WHAT TO WORK ON: Write out all of the entries exactly as given.

Start of INPUT FOR THIS TASK

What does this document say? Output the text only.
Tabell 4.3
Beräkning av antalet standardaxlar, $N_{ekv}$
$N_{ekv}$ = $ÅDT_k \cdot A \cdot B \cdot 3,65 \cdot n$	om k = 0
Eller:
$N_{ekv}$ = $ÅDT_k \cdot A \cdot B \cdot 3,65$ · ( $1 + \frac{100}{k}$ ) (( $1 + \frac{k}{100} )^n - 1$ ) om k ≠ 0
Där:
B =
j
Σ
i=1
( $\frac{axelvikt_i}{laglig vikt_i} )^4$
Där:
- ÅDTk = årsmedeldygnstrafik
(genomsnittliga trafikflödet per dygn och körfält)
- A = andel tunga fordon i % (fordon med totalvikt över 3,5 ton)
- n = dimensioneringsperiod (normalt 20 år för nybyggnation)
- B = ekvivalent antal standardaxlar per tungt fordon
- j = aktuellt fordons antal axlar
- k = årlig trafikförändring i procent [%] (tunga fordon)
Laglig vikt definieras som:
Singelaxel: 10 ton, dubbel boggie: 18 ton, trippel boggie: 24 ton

End of INPUT FOR THIS TASK

RESPONSE FOR THIS EXERCISE:
What does this document say? Output the text only.
Tabell 4.3
Beräkning av antalet standardaxlar, $N_{ekv}$
$N_{ekv}$ = $ÅDT_k \cdot A \cdot B \cdot 3,65 \cdot n$	om k = 0
Eller:
$N_{ekv}$ = $ÅDT_k \cdot A \cdot B \cdot 3,65$ · ( $1 + \frac{100}{k}$ ) (( $1 + \frac{k}{100} )^n - 1$ ) om k ≠ 0
Där:
B =
j
Σ
i=1
( $\frac{axelvikt_i}{laglig vikt_i} )^4$
Där:
- ÅDTk = årsmedeldygnstrafik
(genomsnittliga trafikflödet per dygn och körfält)
- A = andel tunga fordon i % (fordon med totalvikt över 3,5 ton)
- n = dimensioneringsperiod (normalt 20 år för nybyggnation)
- B = ekvivalent antal standardaxlar per tungt fordon
- j = aktuellt fordons antal axlar
- k = årlig trafikförändring i procent [%] (tunga fordon)
Laglig vikt definieras som:
Singelaxel: 10 ton, dubbel boggie: 18 ton, trippel boggie: 24 ton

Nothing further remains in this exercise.